Written task: Repeat every line of the data exactly, but not the pictures.

Items from a data source:
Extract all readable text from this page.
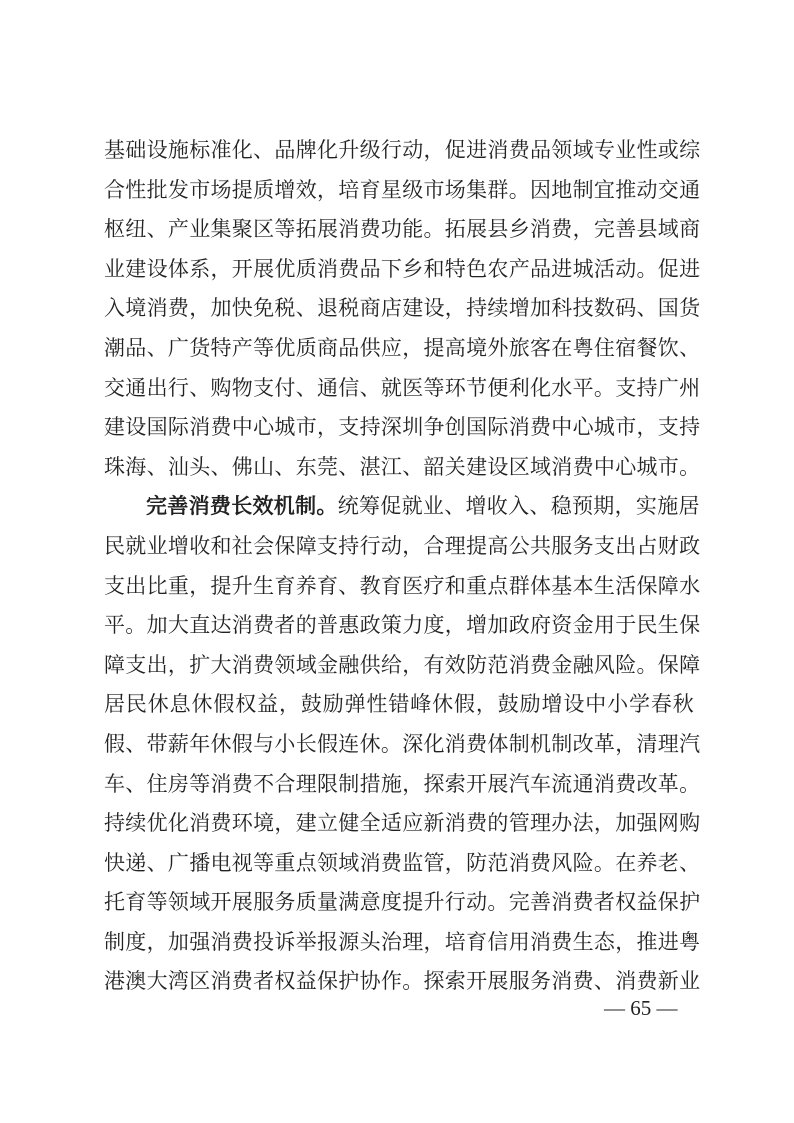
基础设施标准化、品牌化升级行动，促进消费品领域专业性或综
合性批发市场提质增效，培育星级市场集群。因地制宜推动交通
枢纽、产业集聚区等拓展消费功能。拓展县乡消费，完善县域商
业建设体系，开展优质消费品下乡和特色农产品进城活动。促进
入境消费，加快免税、退税商店建设，持续增加科技数码、国货
潮品、广货特产等优质商品供应，提高境外旅客在粤住宿餐饮、
交通出行、购物支付、通信、就医等环节便利化水平。支持广州
建设国际消费中心城市，支持深圳争创国际消费中心城市，支持
珠海、汕头、佛山、东莞、湛江、韶关建设区域消费中心城市。
完善消费长效机制。统筹促就业、增收入、稳预期，实施居
民就业增收和社会保障支持行动，合理提高公共服务支出占财政
支出比重，提升生育养育、教育医疗和重点群体基本生活保障水
平。加大直达消费者的普惠政策力度，增加政府资金用于民生保
障支出，扩大消费领域金融供给，有效防范消费金融风险。保障
居民休息休假权益，鼓励弹性错峰休假，鼓励增设中小学春秋
假、带薪年休假与小长假连休。深化消费体制机制改革，清理汽
车、住房等消费不合理限制措施，探索开展汽车流通消费改革。
持续优化消费环境，建立健全适应新消费的管理办法，加强网购
快递、广播电视等重点领域消费监管，防范消费风险。在养老、
托育等领域开展服务质量满意度提升行动。完善消费者权益保护
制度，加强消费投诉举报源头治理，培育信用消费生态，推进粤
港澳大湾区消费者权益保护协作。探索开展服务消费、消费新业
— 65 —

Response:
Extract all readable text from this page.
基础设施标准化、品牌化升级行动，促进消费品领域专业性或综
合性批发市场提质增效，培育星级市场集群。因地制宜推动交通
枢纽、产业集聚区等拓展消费功能。拓展县乡消费，完善县域商
业建设体系，开展优质消费品下乡和特色农产品进城活动。促进
入境消费，加快免税、退税商店建设，持续增加科技数码、国货
潮品、广货特产等优质商品供应，提高境外旅客在粤住宿餐饮、
交通出行、购物支付、通信、就医等环节便利化水平。支持广州
建设国际消费中心城市，支持深圳争创国际消费中心城市，支持
珠海、汕头、佛山、东莞、湛江、韶关建设区域消费中心城市。
完善消费长效机制。统筹促就业、增收入、稳预期，实施居
民就业增收和社会保障支持行动，合理提高公共服务支出占财政
支出比重，提升生育养育、教育医疗和重点群体基本生活保障水
平。加大直达消费者的普惠政策力度，增加政府资金用于民生保
障支出，扩大消费领域金融供给，有效防范消费金融风险。保障
居民休息休假权益，鼓励弹性错峰休假，鼓励增设中小学春秋
假、带薪年休假与小长假连休。深化消费体制机制改革，清理汽
车、住房等消费不合理限制措施，探索开展汽车流通消费改革。
持续优化消费环境，建立健全适应新消费的管理办法，加强网购
快递、广播电视等重点领域消费监管，防范消费风险。在养老、
托育等领域开展服务质量满意度提升行动。完善消费者权益保护
制度，加强消费投诉举报源头治理，培育信用消费生态，推进粤
港澳大湾区消费者权益保护协作。探索开展服务消费、消费新业
— 65 —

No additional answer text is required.